▶ Instructions to follow:
How many French and Dutch voters does the article on the Lisbon Treaty say were bypassed?

Friday, September 18, 2009

Four reasons for a No, and four more not to vote Yes

Dubious ‘guarantees and assurances’ given regarding the Lisbon Treaty studiously avoid its rotten core

LIKE FRANKENSTEIN’s monster, here comes the Lisbon Treaty once more, rising from the undead. Though 66 million French and Dutch voters were simply bypassed to avoid more pesky referendums, Ireland’s Constitution precludes such an elegant solution, forcing a second vote on the same treaty.

True, some dubious “guarantees and assurances” have been obtained to address five concerns of the hyper-sensitive Irish that are convenient to discuss.

Ireland will keep its commissioner and control its own taxes. No innocent Irish lads will be conscripted as EU cannon fodder, abortion will not be imposed and workers’ rights and public services will be protected. But since they’re not copper-fastened into the treaty itself, they cannot be unchallengeable: they are less guarantees than target-rich “assurances” for future treaty lawyers.

▶ Source material:
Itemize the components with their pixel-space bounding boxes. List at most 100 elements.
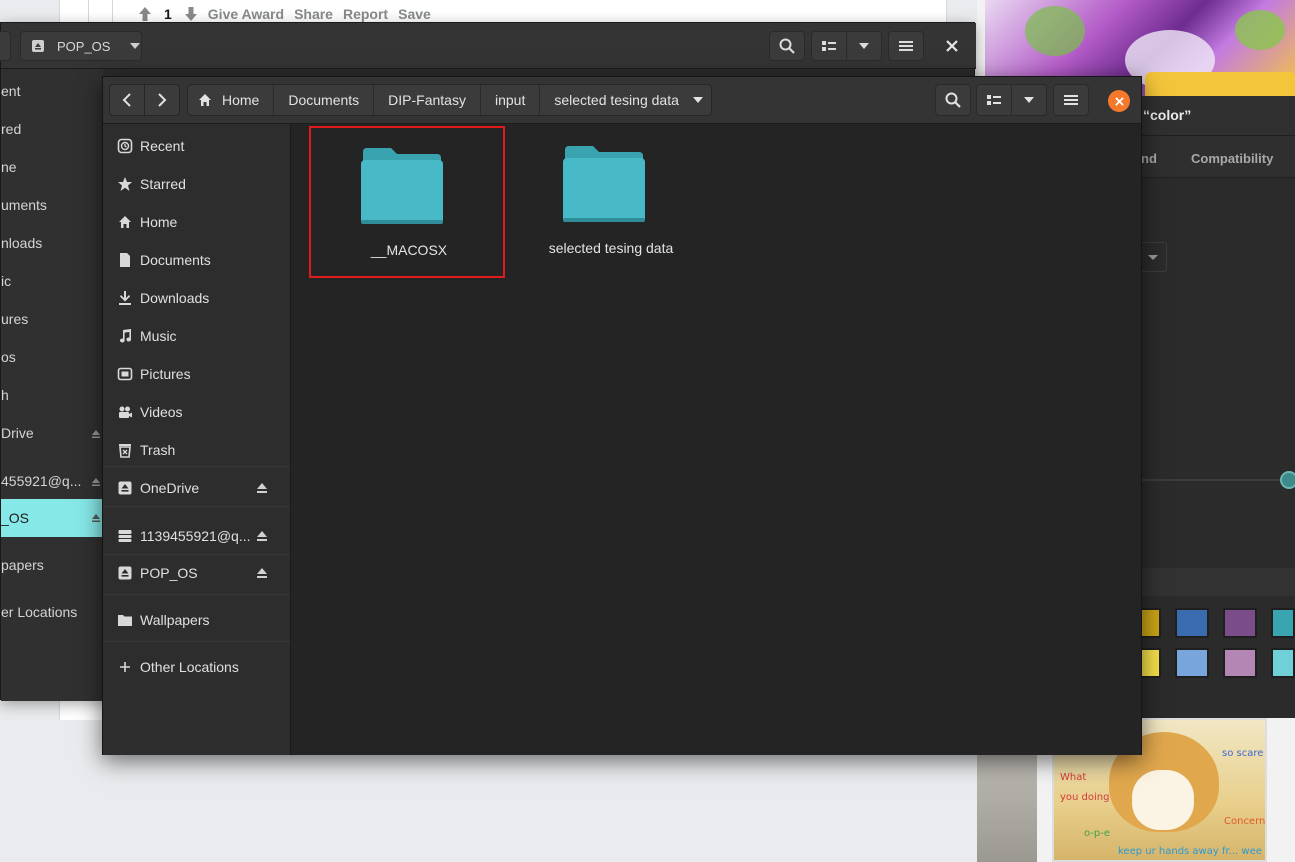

▶ Correct result:
66 million